[Stored data]
┄┄┄┄┄┄

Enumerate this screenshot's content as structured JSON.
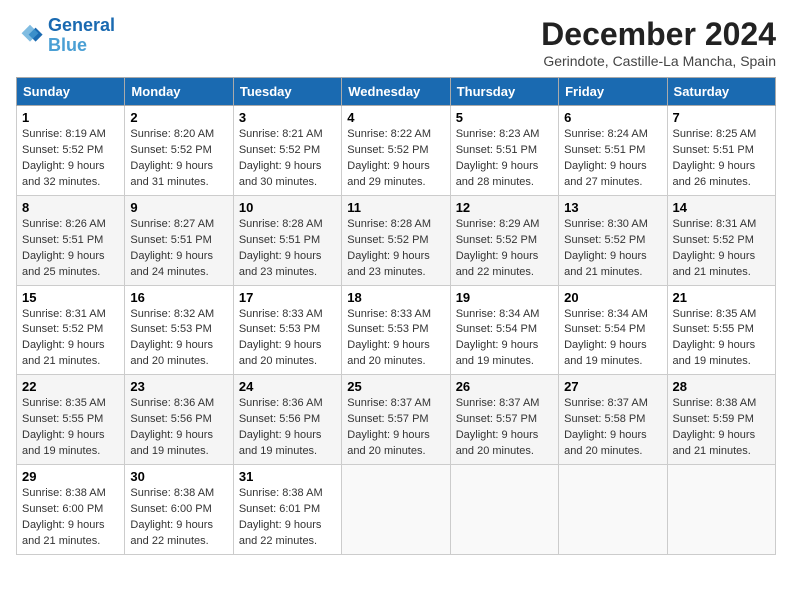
{
  "logo": {
    "line1": "General",
    "line2": "Blue"
  },
  "title": "December 2024",
  "subtitle": "Gerindote, Castille-La Mancha, Spain",
  "days_of_week": [
    "Sunday",
    "Monday",
    "Tuesday",
    "Wednesday",
    "Thursday",
    "Friday",
    "Saturday"
  ],
  "weeks": [
    [
      {
        "day": "1",
        "info": "Sunrise: 8:19 AM\nSunset: 5:52 PM\nDaylight: 9 hours\nand 32 minutes."
      },
      {
        "day": "2",
        "info": "Sunrise: 8:20 AM\nSunset: 5:52 PM\nDaylight: 9 hours\nand 31 minutes."
      },
      {
        "day": "3",
        "info": "Sunrise: 8:21 AM\nSunset: 5:52 PM\nDaylight: 9 hours\nand 30 minutes."
      },
      {
        "day": "4",
        "info": "Sunrise: 8:22 AM\nSunset: 5:52 PM\nDaylight: 9 hours\nand 29 minutes."
      },
      {
        "day": "5",
        "info": "Sunrise: 8:23 AM\nSunset: 5:51 PM\nDaylight: 9 hours\nand 28 minutes."
      },
      {
        "day": "6",
        "info": "Sunrise: 8:24 AM\nSunset: 5:51 PM\nDaylight: 9 hours\nand 27 minutes."
      },
      {
        "day": "7",
        "info": "Sunrise: 8:25 AM\nSunset: 5:51 PM\nDaylight: 9 hours\nand 26 minutes."
      }
    ],
    [
      {
        "day": "8",
        "info": "Sunrise: 8:26 AM\nSunset: 5:51 PM\nDaylight: 9 hours\nand 25 minutes."
      },
      {
        "day": "9",
        "info": "Sunrise: 8:27 AM\nSunset: 5:51 PM\nDaylight: 9 hours\nand 24 minutes."
      },
      {
        "day": "10",
        "info": "Sunrise: 8:28 AM\nSunset: 5:51 PM\nDaylight: 9 hours\nand 23 minutes."
      },
      {
        "day": "11",
        "info": "Sunrise: 8:28 AM\nSunset: 5:52 PM\nDaylight: 9 hours\nand 23 minutes."
      },
      {
        "day": "12",
        "info": "Sunrise: 8:29 AM\nSunset: 5:52 PM\nDaylight: 9 hours\nand 22 minutes."
      },
      {
        "day": "13",
        "info": "Sunrise: 8:30 AM\nSunset: 5:52 PM\nDaylight: 9 hours\nand 21 minutes."
      },
      {
        "day": "14",
        "info": "Sunrise: 8:31 AM\nSunset: 5:52 PM\nDaylight: 9 hours\nand 21 minutes."
      }
    ],
    [
      {
        "day": "15",
        "info": "Sunrise: 8:31 AM\nSunset: 5:52 PM\nDaylight: 9 hours\nand 21 minutes."
      },
      {
        "day": "16",
        "info": "Sunrise: 8:32 AM\nSunset: 5:53 PM\nDaylight: 9 hours\nand 20 minutes."
      },
      {
        "day": "17",
        "info": "Sunrise: 8:33 AM\nSunset: 5:53 PM\nDaylight: 9 hours\nand 20 minutes."
      },
      {
        "day": "18",
        "info": "Sunrise: 8:33 AM\nSunset: 5:53 PM\nDaylight: 9 hours\nand 20 minutes."
      },
      {
        "day": "19",
        "info": "Sunrise: 8:34 AM\nSunset: 5:54 PM\nDaylight: 9 hours\nand 19 minutes."
      },
      {
        "day": "20",
        "info": "Sunrise: 8:34 AM\nSunset: 5:54 PM\nDaylight: 9 hours\nand 19 minutes."
      },
      {
        "day": "21",
        "info": "Sunrise: 8:35 AM\nSunset: 5:55 PM\nDaylight: 9 hours\nand 19 minutes."
      }
    ],
    [
      {
        "day": "22",
        "info": "Sunrise: 8:35 AM\nSunset: 5:55 PM\nDaylight: 9 hours\nand 19 minutes."
      },
      {
        "day": "23",
        "info": "Sunrise: 8:36 AM\nSunset: 5:56 PM\nDaylight: 9 hours\nand 19 minutes."
      },
      {
        "day": "24",
        "info": "Sunrise: 8:36 AM\nSunset: 5:56 PM\nDaylight: 9 hours\nand 19 minutes."
      },
      {
        "day": "25",
        "info": "Sunrise: 8:37 AM\nSunset: 5:57 PM\nDaylight: 9 hours\nand 20 minutes."
      },
      {
        "day": "26",
        "info": "Sunrise: 8:37 AM\nSunset: 5:57 PM\nDaylight: 9 hours\nand 20 minutes."
      },
      {
        "day": "27",
        "info": "Sunrise: 8:37 AM\nSunset: 5:58 PM\nDaylight: 9 hours\nand 20 minutes."
      },
      {
        "day": "28",
        "info": "Sunrise: 8:38 AM\nSunset: 5:59 PM\nDaylight: 9 hours\nand 21 minutes."
      }
    ],
    [
      {
        "day": "29",
        "info": "Sunrise: 8:38 AM\nSunset: 6:00 PM\nDaylight: 9 hours\nand 21 minutes."
      },
      {
        "day": "30",
        "info": "Sunrise: 8:38 AM\nSunset: 6:00 PM\nDaylight: 9 hours\nand 22 minutes."
      },
      {
        "day": "31",
        "info": "Sunrise: 8:38 AM\nSunset: 6:01 PM\nDaylight: 9 hours\nand 22 minutes."
      },
      null,
      null,
      null,
      null
    ]
  ]
}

┄┄┄┄┄┄

All of the entries need to be transcribed word for word; pictures are left out.

Enumerate this screenshot's content as structured JSON.
{
  "logo": {
    "line1": "General",
    "line2": "Blue"
  },
  "title": "December 2024",
  "subtitle": "Gerindote, Castille-La Mancha, Spain",
  "days_of_week": [
    "Sunday",
    "Monday",
    "Tuesday",
    "Wednesday",
    "Thursday",
    "Friday",
    "Saturday"
  ],
  "weeks": [
    [
      {
        "day": "1",
        "info": "Sunrise: 8:19 AM\nSunset: 5:52 PM\nDaylight: 9 hours\nand 32 minutes."
      },
      {
        "day": "2",
        "info": "Sunrise: 8:20 AM\nSunset: 5:52 PM\nDaylight: 9 hours\nand 31 minutes."
      },
      {
        "day": "3",
        "info": "Sunrise: 8:21 AM\nSunset: 5:52 PM\nDaylight: 9 hours\nand 30 minutes."
      },
      {
        "day": "4",
        "info": "Sunrise: 8:22 AM\nSunset: 5:52 PM\nDaylight: 9 hours\nand 29 minutes."
      },
      {
        "day": "5",
        "info": "Sunrise: 8:23 AM\nSunset: 5:51 PM\nDaylight: 9 hours\nand 28 minutes."
      },
      {
        "day": "6",
        "info": "Sunrise: 8:24 AM\nSunset: 5:51 PM\nDaylight: 9 hours\nand 27 minutes."
      },
      {
        "day": "7",
        "info": "Sunrise: 8:25 AM\nSunset: 5:51 PM\nDaylight: 9 hours\nand 26 minutes."
      }
    ],
    [
      {
        "day": "8",
        "info": "Sunrise: 8:26 AM\nSunset: 5:51 PM\nDaylight: 9 hours\nand 25 minutes."
      },
      {
        "day": "9",
        "info": "Sunrise: 8:27 AM\nSunset: 5:51 PM\nDaylight: 9 hours\nand 24 minutes."
      },
      {
        "day": "10",
        "info": "Sunrise: 8:28 AM\nSunset: 5:51 PM\nDaylight: 9 hours\nand 23 minutes."
      },
      {
        "day": "11",
        "info": "Sunrise: 8:28 AM\nSunset: 5:52 PM\nDaylight: 9 hours\nand 23 minutes."
      },
      {
        "day": "12",
        "info": "Sunrise: 8:29 AM\nSunset: 5:52 PM\nDaylight: 9 hours\nand 22 minutes."
      },
      {
        "day": "13",
        "info": "Sunrise: 8:30 AM\nSunset: 5:52 PM\nDaylight: 9 hours\nand 21 minutes."
      },
      {
        "day": "14",
        "info": "Sunrise: 8:31 AM\nSunset: 5:52 PM\nDaylight: 9 hours\nand 21 minutes."
      }
    ],
    [
      {
        "day": "15",
        "info": "Sunrise: 8:31 AM\nSunset: 5:52 PM\nDaylight: 9 hours\nand 21 minutes."
      },
      {
        "day": "16",
        "info": "Sunrise: 8:32 AM\nSunset: 5:53 PM\nDaylight: 9 hours\nand 20 minutes."
      },
      {
        "day": "17",
        "info": "Sunrise: 8:33 AM\nSunset: 5:53 PM\nDaylight: 9 hours\nand 20 minutes."
      },
      {
        "day": "18",
        "info": "Sunrise: 8:33 AM\nSunset: 5:53 PM\nDaylight: 9 hours\nand 20 minutes."
      },
      {
        "day": "19",
        "info": "Sunrise: 8:34 AM\nSunset: 5:54 PM\nDaylight: 9 hours\nand 19 minutes."
      },
      {
        "day": "20",
        "info": "Sunrise: 8:34 AM\nSunset: 5:54 PM\nDaylight: 9 hours\nand 19 minutes."
      },
      {
        "day": "21",
        "info": "Sunrise: 8:35 AM\nSunset: 5:55 PM\nDaylight: 9 hours\nand 19 minutes."
      }
    ],
    [
      {
        "day": "22",
        "info": "Sunrise: 8:35 AM\nSunset: 5:55 PM\nDaylight: 9 hours\nand 19 minutes."
      },
      {
        "day": "23",
        "info": "Sunrise: 8:36 AM\nSunset: 5:56 PM\nDaylight: 9 hours\nand 19 minutes."
      },
      {
        "day": "24",
        "info": "Sunrise: 8:36 AM\nSunset: 5:56 PM\nDaylight: 9 hours\nand 19 minutes."
      },
      {
        "day": "25",
        "info": "Sunrise: 8:37 AM\nSunset: 5:57 PM\nDaylight: 9 hours\nand 20 minutes."
      },
      {
        "day": "26",
        "info": "Sunrise: 8:37 AM\nSunset: 5:57 PM\nDaylight: 9 hours\nand 20 minutes."
      },
      {
        "day": "27",
        "info": "Sunrise: 8:37 AM\nSunset: 5:58 PM\nDaylight: 9 hours\nand 20 minutes."
      },
      {
        "day": "28",
        "info": "Sunrise: 8:38 AM\nSunset: 5:59 PM\nDaylight: 9 hours\nand 21 minutes."
      }
    ],
    [
      {
        "day": "29",
        "info": "Sunrise: 8:38 AM\nSunset: 6:00 PM\nDaylight: 9 hours\nand 21 minutes."
      },
      {
        "day": "30",
        "info": "Sunrise: 8:38 AM\nSunset: 6:00 PM\nDaylight: 9 hours\nand 22 minutes."
      },
      {
        "day": "31",
        "info": "Sunrise: 8:38 AM\nSunset: 6:01 PM\nDaylight: 9 hours\nand 22 minutes."
      },
      null,
      null,
      null,
      null
    ]
  ]
}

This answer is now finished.